▶ _Exercise_:
Pictures stay out of your copy, but everything else in the records below must be repeated exactly.

▶ _Information given_:
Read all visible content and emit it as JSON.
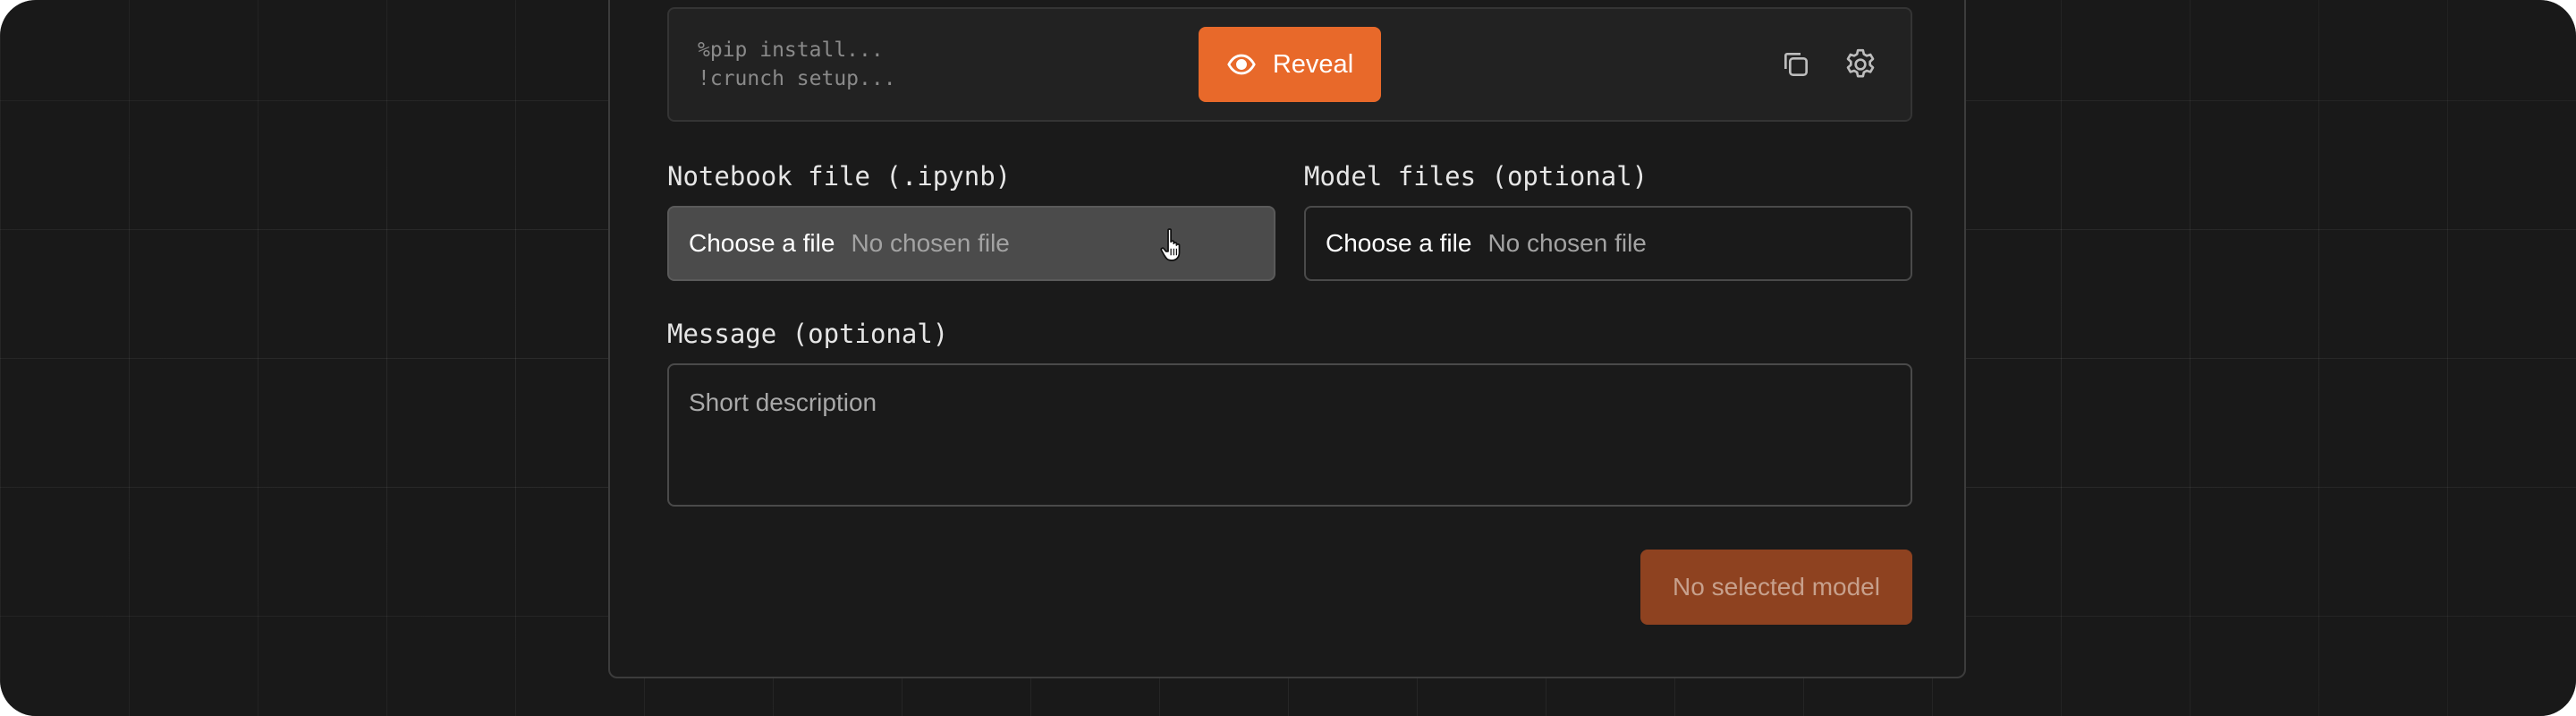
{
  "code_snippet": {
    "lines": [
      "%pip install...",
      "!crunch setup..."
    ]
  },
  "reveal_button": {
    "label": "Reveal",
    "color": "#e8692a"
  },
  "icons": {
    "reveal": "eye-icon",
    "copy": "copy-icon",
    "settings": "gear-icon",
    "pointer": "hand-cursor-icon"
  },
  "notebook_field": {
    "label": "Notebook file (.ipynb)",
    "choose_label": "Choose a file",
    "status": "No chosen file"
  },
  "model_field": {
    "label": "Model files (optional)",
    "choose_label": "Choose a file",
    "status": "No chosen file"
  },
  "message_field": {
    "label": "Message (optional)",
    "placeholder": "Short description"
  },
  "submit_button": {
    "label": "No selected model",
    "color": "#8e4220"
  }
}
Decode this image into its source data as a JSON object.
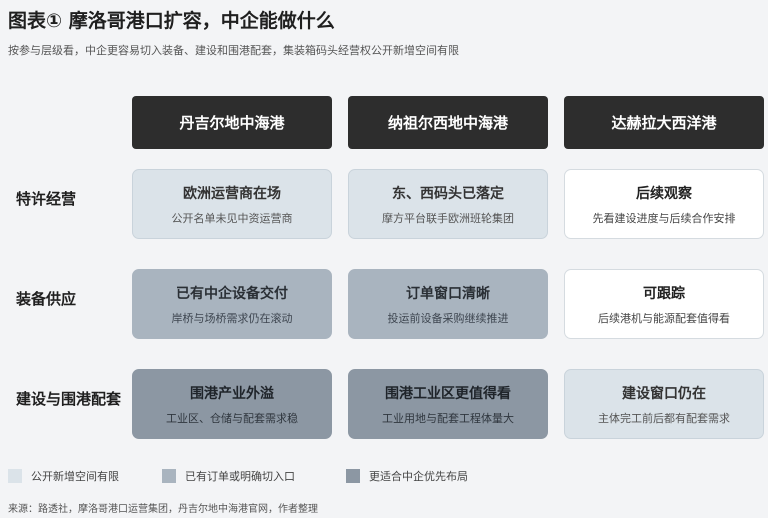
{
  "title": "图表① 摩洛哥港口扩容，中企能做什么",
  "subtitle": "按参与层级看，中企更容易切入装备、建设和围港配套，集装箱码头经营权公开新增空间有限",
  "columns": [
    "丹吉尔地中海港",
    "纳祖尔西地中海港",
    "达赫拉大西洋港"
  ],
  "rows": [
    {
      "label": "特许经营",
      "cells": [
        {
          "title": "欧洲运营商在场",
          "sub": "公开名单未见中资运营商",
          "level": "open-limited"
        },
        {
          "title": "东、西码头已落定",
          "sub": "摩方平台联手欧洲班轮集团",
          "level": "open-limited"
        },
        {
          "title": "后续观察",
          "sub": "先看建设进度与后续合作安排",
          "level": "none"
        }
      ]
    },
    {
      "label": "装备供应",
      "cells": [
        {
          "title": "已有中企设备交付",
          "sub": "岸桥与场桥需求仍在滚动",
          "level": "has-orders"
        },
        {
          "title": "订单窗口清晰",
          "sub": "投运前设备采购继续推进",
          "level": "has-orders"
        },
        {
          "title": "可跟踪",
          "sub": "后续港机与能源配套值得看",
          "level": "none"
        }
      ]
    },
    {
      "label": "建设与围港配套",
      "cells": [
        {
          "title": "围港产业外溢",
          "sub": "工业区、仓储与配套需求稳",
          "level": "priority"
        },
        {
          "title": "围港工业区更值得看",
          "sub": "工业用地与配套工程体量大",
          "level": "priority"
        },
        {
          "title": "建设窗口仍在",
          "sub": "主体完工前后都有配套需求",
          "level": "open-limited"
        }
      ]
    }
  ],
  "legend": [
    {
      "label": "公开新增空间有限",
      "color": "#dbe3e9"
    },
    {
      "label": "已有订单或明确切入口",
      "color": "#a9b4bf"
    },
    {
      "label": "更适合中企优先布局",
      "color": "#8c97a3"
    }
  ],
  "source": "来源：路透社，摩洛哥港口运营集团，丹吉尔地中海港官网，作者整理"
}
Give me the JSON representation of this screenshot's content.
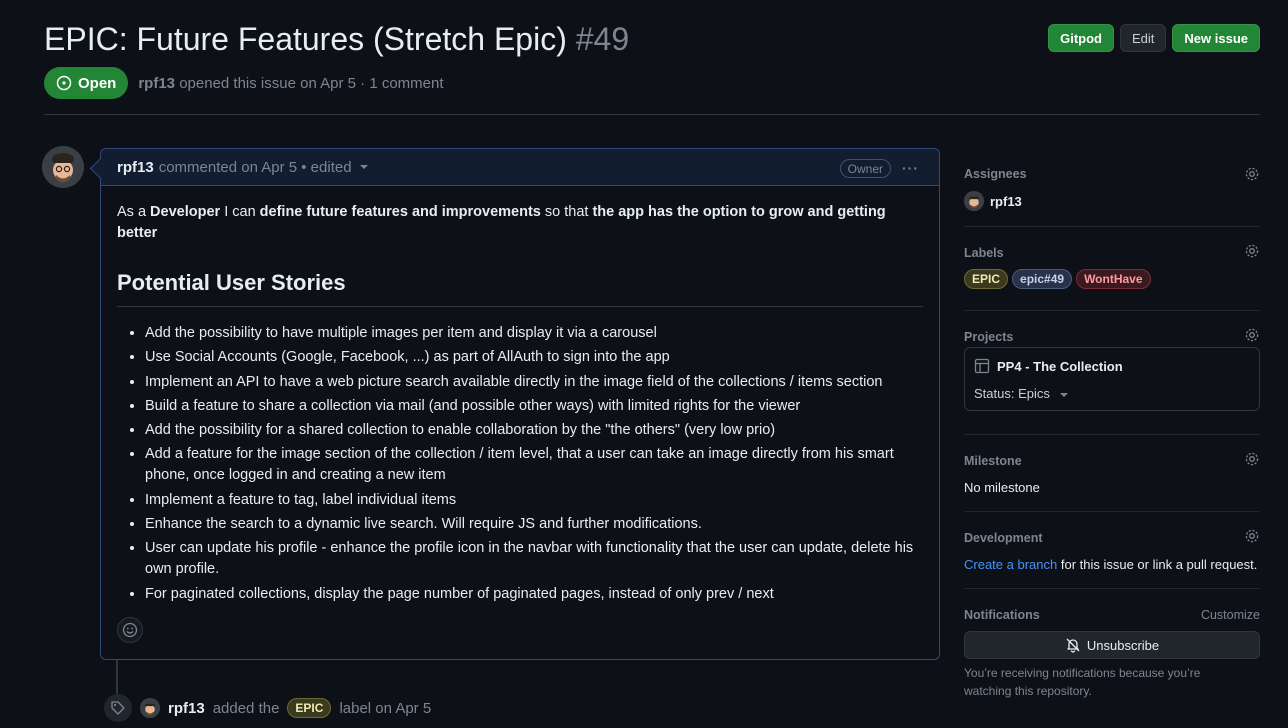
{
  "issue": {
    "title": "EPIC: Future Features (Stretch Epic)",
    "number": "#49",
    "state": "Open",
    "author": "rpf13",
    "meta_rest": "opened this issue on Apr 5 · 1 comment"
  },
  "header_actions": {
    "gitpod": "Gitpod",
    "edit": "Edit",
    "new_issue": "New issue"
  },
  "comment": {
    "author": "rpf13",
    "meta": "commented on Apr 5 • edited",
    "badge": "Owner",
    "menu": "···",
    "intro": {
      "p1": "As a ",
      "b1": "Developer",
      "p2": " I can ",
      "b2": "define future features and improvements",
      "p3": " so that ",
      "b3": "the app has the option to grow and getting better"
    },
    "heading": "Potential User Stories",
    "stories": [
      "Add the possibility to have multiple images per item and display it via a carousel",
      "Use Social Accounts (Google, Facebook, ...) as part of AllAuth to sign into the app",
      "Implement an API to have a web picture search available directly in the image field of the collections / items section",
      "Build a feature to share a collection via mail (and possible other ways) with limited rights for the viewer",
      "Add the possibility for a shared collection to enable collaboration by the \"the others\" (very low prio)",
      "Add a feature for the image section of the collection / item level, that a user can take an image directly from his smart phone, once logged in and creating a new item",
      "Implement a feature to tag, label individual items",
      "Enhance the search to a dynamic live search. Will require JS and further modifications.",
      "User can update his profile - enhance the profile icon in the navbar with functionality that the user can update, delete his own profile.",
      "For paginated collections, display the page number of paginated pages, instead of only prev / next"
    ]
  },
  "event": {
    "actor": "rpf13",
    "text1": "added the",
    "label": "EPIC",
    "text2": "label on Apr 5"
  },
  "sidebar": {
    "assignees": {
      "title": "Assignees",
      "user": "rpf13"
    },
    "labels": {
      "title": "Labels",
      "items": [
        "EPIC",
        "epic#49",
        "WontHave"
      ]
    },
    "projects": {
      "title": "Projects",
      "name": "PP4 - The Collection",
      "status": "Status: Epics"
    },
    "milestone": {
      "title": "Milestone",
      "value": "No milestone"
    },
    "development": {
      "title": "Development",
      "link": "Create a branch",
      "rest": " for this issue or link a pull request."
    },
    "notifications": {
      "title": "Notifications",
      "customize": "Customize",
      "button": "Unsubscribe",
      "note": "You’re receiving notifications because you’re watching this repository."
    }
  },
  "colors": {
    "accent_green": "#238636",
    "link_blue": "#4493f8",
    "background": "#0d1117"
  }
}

▶ _Complete response_:
Read all visible content and emit it as JSON.
{
  "code_snippet": {
    "lines": [
      "%pip install...",
      "!crunch setup..."
    ]
  },
  "reveal_button": {
    "label": "Reveal",
    "color": "#e8692a"
  },
  "icons": {
    "reveal": "eye-icon",
    "copy": "copy-icon",
    "settings": "gear-icon",
    "pointer": "hand-cursor-icon"
  },
  "notebook_field": {
    "label": "Notebook file (.ipynb)",
    "choose_label": "Choose a file",
    "status": "No chosen file"
  },
  "model_field": {
    "label": "Model files (optional)",
    "choose_label": "Choose a file",
    "status": "No chosen file"
  },
  "message_field": {
    "label": "Message (optional)",
    "placeholder": "Short description"
  },
  "submit_button": {
    "label": "No selected model",
    "color": "#8e4220"
  }
}
Decode this image into its source data as a JSON object.
{
  "title": "图表① 摩洛哥港口扩容，中企能做什么",
  "subtitle": "按参与层级看，中企更容易切入装备、建设和围港配套，集装箱码头经营权公开新增空间有限",
  "columns": [
    "丹吉尔地中海港",
    "纳祖尔西地中海港",
    "达赫拉大西洋港"
  ],
  "rows": [
    {
      "label": "特许经营",
      "cells": [
        {
          "title": "欧洲运营商在场",
          "sub": "公开名单未见中资运营商",
          "level": "open-limited"
        },
        {
          "title": "东、西码头已落定",
          "sub": "摩方平台联手欧洲班轮集团",
          "level": "open-limited"
        },
        {
          "title": "后续观察",
          "sub": "先看建设进度与后续合作安排",
          "level": "none"
        }
      ]
    },
    {
      "label": "装备供应",
      "cells": [
        {
          "title": "已有中企设备交付",
          "sub": "岸桥与场桥需求仍在滚动",
          "level": "has-orders"
        },
        {
          "title": "订单窗口清晰",
          "sub": "投运前设备采购继续推进",
          "level": "has-orders"
        },
        {
          "title": "可跟踪",
          "sub": "后续港机与能源配套值得看",
          "level": "none"
        }
      ]
    },
    {
      "label": "建设与围港配套",
      "cells": [
        {
          "title": "围港产业外溢",
          "sub": "工业区、仓储与配套需求稳",
          "level": "priority"
        },
        {
          "title": "围港工业区更值得看",
          "sub": "工业用地与配套工程体量大",
          "level": "priority"
        },
        {
          "title": "建设窗口仍在",
          "sub": "主体完工前后都有配套需求",
          "level": "open-limited"
        }
      ]
    }
  ],
  "legend": [
    {
      "label": "公开新增空间有限",
      "color": "#dbe3e9"
    },
    {
      "label": "已有订单或明确切入口",
      "color": "#a9b4bf"
    },
    {
      "label": "更适合中企优先布局",
      "color": "#8c97a3"
    }
  ],
  "source": "来源：路透社，摩洛哥港口运营集团，丹吉尔地中海港官网，作者整理"
}
Give me the JSON representation of this screenshot's content.
{
  "issue": {
    "title": "EPIC: Future Features (Stretch Epic)",
    "number": "#49",
    "state": "Open",
    "author": "rpf13",
    "meta_rest": "opened this issue on Apr 5 · 1 comment"
  },
  "header_actions": {
    "gitpod": "Gitpod",
    "edit": "Edit",
    "new_issue": "New issue"
  },
  "comment": {
    "author": "rpf13",
    "meta": "commented on Apr 5 • edited",
    "badge": "Owner",
    "menu": "···",
    "intro": {
      "p1": "As a ",
      "b1": "Developer",
      "p2": " I can ",
      "b2": "define future features and improvements",
      "p3": " so that ",
      "b3": "the app has the option to grow and getting better"
    },
    "heading": "Potential User Stories",
    "stories": [
      "Add the possibility to have multiple images per item and display it via a carousel",
      "Use Social Accounts (Google, Facebook, ...) as part of AllAuth to sign into the app",
      "Implement an API to have a web picture search available directly in the image field of the collections / items section",
      "Build a feature to share a collection via mail (and possible other ways) with limited rights for the viewer",
      "Add the possibility for a shared collection to enable collaboration by the \"the others\" (very low prio)",
      "Add a feature for the image section of the collection / item level, that a user can take an image directly from his smart phone, once logged in and creating a new item",
      "Implement a feature to tag, label individual items",
      "Enhance the search to a dynamic live search. Will require JS and further modifications.",
      "User can update his profile - enhance the profile icon in the navbar with functionality that the user can update, delete his own profile.",
      "For paginated collections, display the page number of paginated pages, instead of only prev / next"
    ]
  },
  "event": {
    "actor": "rpf13",
    "text1": "added the",
    "label": "EPIC",
    "text2": "label on Apr 5"
  },
  "sidebar": {
    "assignees": {
      "title": "Assignees",
      "user": "rpf13"
    },
    "labels": {
      "title": "Labels",
      "items": [
        "EPIC",
        "epic#49",
        "WontHave"
      ]
    },
    "projects": {
      "title": "Projects",
      "name": "PP4 - The Collection",
      "status": "Status: Epics"
    },
    "milestone": {
      "title": "Milestone",
      "value": "No milestone"
    },
    "development": {
      "title": "Development",
      "link": "Create a branch",
      "rest": " for this issue or link a pull request."
    },
    "notifications": {
      "title": "Notifications",
      "customize": "Customize",
      "button": "Unsubscribe",
      "note": "You’re receiving notifications because you’re watching this repository."
    }
  },
  "colors": {
    "accent_green": "#238636",
    "link_blue": "#4493f8",
    "background": "#0d1117"
  }
}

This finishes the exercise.